+++ Reading passage +++

Trying to solve this problem since 2 days. Still unable to figure out even a basic approach.

Given a number $N$ in binary ($1$ to $10^5$), we need to convert it to $0$ using only 2 operations. Given a binary value of a number with length $M$ ($0$ indexed), we can:

  • flip the $i$th bit from $0$ to $1$ or $1$ to $0$ only if the $(i+1)$th bit is 1 and all bits at positions from $i+2$ to $M-1$ are NOT $1$, or



  • flip the rightmost bit unconditionally.



So the problem is to figure out the minimum number of steps to do the conversion.

For example:
if $N=8$,
then its binary representation is $1000$.

So to convert $1000$ to $0000$, the following steps apply:

1 -  1001 (flipping the rightmost bit unconditionally).  
2 -  1011 (flipping bit at position 2 as bit at position 3 = 1 and there are no more 1 after it. There are no more characters infact. It is the last character).  
3  - 1010 (flipping the rightmost bit unconditionally).  
4  - 1110 (flipping the 1st bit as 2nd bit is 1 and no other bits after that are 1)  
5  - 1111 (flipping the last bit unconditionally).

+++ Entries +++

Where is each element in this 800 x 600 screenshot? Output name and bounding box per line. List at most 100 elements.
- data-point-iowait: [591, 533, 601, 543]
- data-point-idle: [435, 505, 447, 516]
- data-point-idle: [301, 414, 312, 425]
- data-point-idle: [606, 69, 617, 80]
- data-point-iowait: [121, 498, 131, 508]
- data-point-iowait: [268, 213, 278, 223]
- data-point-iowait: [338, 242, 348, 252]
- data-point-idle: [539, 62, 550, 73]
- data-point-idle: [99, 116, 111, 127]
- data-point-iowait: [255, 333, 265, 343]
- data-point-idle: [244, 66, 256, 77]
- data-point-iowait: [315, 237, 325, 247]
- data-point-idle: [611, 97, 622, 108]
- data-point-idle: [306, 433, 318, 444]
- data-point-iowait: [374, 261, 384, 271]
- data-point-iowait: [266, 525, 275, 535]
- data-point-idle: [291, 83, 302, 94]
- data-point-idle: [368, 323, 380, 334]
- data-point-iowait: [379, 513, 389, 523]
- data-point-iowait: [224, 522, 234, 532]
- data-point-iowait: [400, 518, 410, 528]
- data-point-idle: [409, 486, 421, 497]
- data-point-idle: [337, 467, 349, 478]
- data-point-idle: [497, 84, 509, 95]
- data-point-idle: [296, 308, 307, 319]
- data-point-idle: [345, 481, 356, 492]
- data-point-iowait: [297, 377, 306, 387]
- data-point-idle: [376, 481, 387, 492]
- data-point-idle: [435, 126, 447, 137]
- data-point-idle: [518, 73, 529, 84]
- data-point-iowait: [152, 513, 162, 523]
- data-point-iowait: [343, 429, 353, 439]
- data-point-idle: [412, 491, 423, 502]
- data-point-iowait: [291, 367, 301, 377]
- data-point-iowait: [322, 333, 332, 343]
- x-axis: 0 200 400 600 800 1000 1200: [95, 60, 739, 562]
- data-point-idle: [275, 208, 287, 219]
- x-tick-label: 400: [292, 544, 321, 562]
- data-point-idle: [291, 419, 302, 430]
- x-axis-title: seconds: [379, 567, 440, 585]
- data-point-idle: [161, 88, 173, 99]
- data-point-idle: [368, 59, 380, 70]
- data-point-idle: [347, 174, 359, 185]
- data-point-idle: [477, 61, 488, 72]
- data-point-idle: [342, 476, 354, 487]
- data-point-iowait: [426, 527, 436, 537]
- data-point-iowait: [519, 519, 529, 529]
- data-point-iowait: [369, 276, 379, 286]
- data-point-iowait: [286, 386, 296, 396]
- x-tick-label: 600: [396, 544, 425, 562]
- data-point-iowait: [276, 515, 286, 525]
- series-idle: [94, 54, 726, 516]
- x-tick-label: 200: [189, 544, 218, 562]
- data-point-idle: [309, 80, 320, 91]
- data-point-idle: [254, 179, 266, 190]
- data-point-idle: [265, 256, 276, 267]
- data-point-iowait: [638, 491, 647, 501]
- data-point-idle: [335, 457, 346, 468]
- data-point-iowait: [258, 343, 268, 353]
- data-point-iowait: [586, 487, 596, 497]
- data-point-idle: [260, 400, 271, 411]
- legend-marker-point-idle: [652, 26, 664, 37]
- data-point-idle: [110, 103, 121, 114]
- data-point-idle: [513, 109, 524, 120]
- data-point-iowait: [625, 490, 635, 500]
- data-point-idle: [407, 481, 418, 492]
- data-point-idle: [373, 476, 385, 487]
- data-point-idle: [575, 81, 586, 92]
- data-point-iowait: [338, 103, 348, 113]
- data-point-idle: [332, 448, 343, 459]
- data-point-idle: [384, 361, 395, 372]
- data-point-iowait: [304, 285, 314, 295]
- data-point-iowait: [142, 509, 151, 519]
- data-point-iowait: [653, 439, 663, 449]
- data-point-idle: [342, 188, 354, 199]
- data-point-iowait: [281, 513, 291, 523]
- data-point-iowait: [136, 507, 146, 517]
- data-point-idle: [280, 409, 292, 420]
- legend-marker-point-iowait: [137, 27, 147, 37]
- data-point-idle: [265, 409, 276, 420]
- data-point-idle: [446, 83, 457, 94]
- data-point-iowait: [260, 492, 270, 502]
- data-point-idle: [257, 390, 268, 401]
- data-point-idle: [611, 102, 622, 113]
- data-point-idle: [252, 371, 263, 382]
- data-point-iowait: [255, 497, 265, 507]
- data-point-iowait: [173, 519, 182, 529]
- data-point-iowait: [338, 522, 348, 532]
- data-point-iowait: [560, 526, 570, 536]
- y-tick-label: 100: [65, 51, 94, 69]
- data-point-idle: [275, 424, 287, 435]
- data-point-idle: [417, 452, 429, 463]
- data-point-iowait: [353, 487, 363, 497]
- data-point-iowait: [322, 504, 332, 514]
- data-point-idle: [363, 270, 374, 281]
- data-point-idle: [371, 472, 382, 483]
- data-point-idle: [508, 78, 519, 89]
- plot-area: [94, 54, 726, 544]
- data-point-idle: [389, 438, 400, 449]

+++

• **Task set**
1. Write out the part of the binary conversion problem starting at "So to convert" and ending at "last bit unconditionally).".
2. Answer these questions about the binary conversion problem:
(a) How many operations may be used to turn the number into 0?
(b) What does the problem ask you to figure out?
(c) In the example, what is the binary representation of N = 8?
Answer using only the text above.

• **Results in order**
1.
So to convert $1000$ to $0000$, the following steps apply:

1 -  1001 (flipping the rightmost bit unconditionally).  
2 -  1011 (flipping bit at position 2 as bit at position 3 = 1 and there are no more 1 after it. There are no more characters infact. It is the last character).  
3  - 1010 (flipping the rightmost bit unconditionally).  
4  - 1110 (flipping the 1st bit as 2nd bit is 1 and no other bits after that are 1)  
5  - 1111 (flipping the last bit unconditionally).

2.
(a) 2 operations.
(b) The minimum number of steps needed to do the conversion.
(c) 1000.